[Dataset records]
━━━━━━━━━━
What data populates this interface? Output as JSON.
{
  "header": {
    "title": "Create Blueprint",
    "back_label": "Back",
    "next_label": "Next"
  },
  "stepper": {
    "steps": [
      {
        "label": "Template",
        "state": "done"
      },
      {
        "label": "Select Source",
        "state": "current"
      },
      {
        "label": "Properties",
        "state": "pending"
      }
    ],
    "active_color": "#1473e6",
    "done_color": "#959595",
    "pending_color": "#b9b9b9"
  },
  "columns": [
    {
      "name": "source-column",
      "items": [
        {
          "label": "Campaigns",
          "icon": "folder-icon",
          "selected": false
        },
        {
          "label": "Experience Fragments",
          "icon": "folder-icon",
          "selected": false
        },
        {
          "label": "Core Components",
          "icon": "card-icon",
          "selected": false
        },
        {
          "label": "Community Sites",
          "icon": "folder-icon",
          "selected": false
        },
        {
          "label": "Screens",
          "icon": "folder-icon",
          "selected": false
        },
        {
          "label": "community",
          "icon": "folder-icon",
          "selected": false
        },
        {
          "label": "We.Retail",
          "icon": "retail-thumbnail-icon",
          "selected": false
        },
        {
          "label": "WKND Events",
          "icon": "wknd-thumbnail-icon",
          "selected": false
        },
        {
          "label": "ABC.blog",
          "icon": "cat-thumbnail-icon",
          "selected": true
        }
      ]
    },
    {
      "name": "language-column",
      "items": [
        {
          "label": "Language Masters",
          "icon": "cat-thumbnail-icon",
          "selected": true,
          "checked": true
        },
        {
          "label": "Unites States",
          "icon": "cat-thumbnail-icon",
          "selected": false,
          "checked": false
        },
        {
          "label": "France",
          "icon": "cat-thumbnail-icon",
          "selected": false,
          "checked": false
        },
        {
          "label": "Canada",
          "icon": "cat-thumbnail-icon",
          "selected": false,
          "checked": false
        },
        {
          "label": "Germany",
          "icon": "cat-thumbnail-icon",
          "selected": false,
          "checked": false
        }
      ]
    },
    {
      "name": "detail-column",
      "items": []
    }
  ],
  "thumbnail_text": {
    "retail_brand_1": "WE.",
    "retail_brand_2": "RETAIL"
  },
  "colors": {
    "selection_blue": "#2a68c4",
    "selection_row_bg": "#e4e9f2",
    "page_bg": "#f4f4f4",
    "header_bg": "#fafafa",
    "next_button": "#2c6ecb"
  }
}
━━━━━━━━━━
### TASK BRIEF
Please set down each line of the records exactly as given.

### RESULT FOR THIS TASK
What data populates this interface? Output as JSON.
{
  "header": {
    "title": "Create Blueprint",
    "back_label": "Back",
    "next_label": "Next"
  },
  "stepper": {
    "steps": [
      {
        "label": "Template",
        "state": "done"
      },
      {
        "label": "Select Source",
        "state": "current"
      },
      {
        "label": "Properties",
        "state": "pending"
      }
    ],
    "active_color": "#1473e6",
    "done_color": "#959595",
    "pending_color": "#b9b9b9"
  },
  "columns": [
    {
      "name": "source-column",
      "items": [
        {
          "label": "Campaigns",
          "icon": "folder-icon",
          "selected": false
        },
        {
          "label": "Experience Fragments",
          "icon": "folder-icon",
          "selected": false
        },
        {
          "label": "Core Components",
          "icon": "card-icon",
          "selected": false
        },
        {
          "label": "Community Sites",
          "icon": "folder-icon",
          "selected": false
        },
        {
          "label": "Screens",
          "icon": "folder-icon",
          "selected": false
        },
        {
          "label": "community",
          "icon": "folder-icon",
          "selected": false
        },
        {
          "label": "We.Retail",
          "icon": "retail-thumbnail-icon",
          "selected": false
        },
        {
          "label": "WKND Events",
          "icon": "wknd-thumbnail-icon",
          "selected": false
        },
        {
          "label": "ABC.blog",
          "icon": "cat-thumbnail-icon",
          "selected": true
        }
      ]
    },
    {
      "name": "language-column",
      "items": [
        {
          "label": "Language Masters",
          "icon": "cat-thumbnail-icon",
          "selected": true,
          "checked": true
        },
        {
          "label": "Unites States",
          "icon": "cat-thumbnail-icon",
          "selected": false,
          "checked": false
        },
        {
          "label": "France",
          "icon": "cat-thumbnail-icon",
          "selected": false,
          "checked": false
        },
        {
          "label": "Canada",
          "icon": "cat-thumbnail-icon",
          "selected": false,
          "checked": false
        },
        {
          "label": "Germany",
          "icon": "cat-thumbnail-icon",
          "selected": false,
          "checked": false
        }
      ]
    },
    {
      "name": "detail-column",
      "items": []
    }
  ],
  "thumbnail_text": {
    "retail_brand_1": "WE.",
    "retail_brand_2": "RETAIL"
  },
  "colors": {
    "selection_blue": "#2a68c4",
    "selection_row_bg": "#e4e9f2",
    "page_bg": "#f4f4f4",
    "header_bg": "#fafafa",
    "next_button": "#2c6ecb"
  }
}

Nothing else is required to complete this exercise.